_Quoted passage_

####

Re: [OMPI devel] PMIX deadlock

Ralph Castain Fri, 30 Oct 2015 11:21:53 -0400 (EDT)

I’ve verified that the orte/util/listener thread is not being started, so I 
don’t think it should be involved in this problem.


HTH
Ralph

> On Oct 30, 2015, at 8:07 AM, Ralph Castain <r...@open-mpi.org> wrote:
> 
> Hmmm…there is a hook that would allow the PMIx server to utilize that 
> listener thread, but we aren’t currently using it. Each daemon plus mpirun 
> will call orte_start_listener, but nothing is currently registering and so 
> the listener in that code is supposed to just return without starting the 
> thread.
> 
> So the only listener thread that should exist is the one inside the PMIx 
> server itself. If something else is happening, then that would be a bug. I 
> can look at the orte listener code to ensure that the thread isn’t 
> incorrectly starting.

####

_Information provided_

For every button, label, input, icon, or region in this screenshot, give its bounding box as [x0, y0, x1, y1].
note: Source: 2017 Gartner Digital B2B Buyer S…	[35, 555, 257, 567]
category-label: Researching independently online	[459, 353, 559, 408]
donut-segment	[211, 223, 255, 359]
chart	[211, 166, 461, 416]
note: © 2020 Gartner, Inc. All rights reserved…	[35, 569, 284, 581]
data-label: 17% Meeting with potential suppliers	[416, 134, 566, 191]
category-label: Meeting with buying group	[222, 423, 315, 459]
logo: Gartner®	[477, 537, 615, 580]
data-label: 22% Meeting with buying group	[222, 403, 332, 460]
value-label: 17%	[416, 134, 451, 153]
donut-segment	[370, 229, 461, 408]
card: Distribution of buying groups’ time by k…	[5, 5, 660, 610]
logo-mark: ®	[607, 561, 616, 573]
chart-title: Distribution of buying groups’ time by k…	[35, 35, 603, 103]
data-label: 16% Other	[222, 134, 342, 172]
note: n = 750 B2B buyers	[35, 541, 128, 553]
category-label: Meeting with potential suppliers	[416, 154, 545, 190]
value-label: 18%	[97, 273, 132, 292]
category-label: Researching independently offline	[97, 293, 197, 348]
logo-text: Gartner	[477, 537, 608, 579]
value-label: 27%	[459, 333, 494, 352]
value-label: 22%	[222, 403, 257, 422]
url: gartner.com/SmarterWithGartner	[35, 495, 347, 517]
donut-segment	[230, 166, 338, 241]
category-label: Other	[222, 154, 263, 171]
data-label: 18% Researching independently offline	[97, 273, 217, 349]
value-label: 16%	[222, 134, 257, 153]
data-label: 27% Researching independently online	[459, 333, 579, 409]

####

_Task requirements_
1 – After the text and the items, rewrite the paragraph of the PMIX deadlock post that begins "Hmmm…there is a hook" as a short bulleted list that keeps its main facts.
2 – Extend the PMIX deadlock post from its last sentence.

_Exercise results_
1 –
- A hook exists that would let the PMIx server use the listener thread, but it is not currently used.
- Each daemon and mpirun call orte_start_listener.
- Nothing is currently registering, so the listener code should return without starting the thread.

2 –
> 
> 
>> On Oct 29, 2015, at 10:03 PM, George Bosilca <bosi...@icl.utk.edu 
>> <mailto:bosi...@icl.utk.edu>> wrote:
>> 
>> Some progress, that puzzles me but might help you understand. Once the 
>> deadlock appears, if I manually kill the MPI process on the node where the 
>> deadlock was created, the local orte daemon doesn't notice and will just 
>> keep waiting.
>> 
>> Quick question: I am under the impression that the issue is not in the PMIX 
>> server but somewhere around the listener_thread_fn in orte/util/listener.c. 
>> Possible ?
>> 
>>   George.
>> 
>> 
>> On Wed, Oct 28, 2015 at 3:56 AM, Ralph Castain <r...@open-mpi.org 
>> <mailto:r...@open-mpi.org>> wrote:
>> Should have also clarified: the prior fixes are indeed in the current master.
>> 
>>> On Oct 28, 2015, at 12:42 AM, Ralph Castain <r...@open-mpi.org 
>>> <mailto:r...@open-mpi.org>> wrote:
>>> 
>>> Nope - I was wrong. The correction on the client side consisted of 
>>> attempting to timeout if the blocking recv failed. We then modified the 
>>> blocking send/recv so they would handle errors.
>>> 
>>> So that problem occurred -after- the server had correctly called accept.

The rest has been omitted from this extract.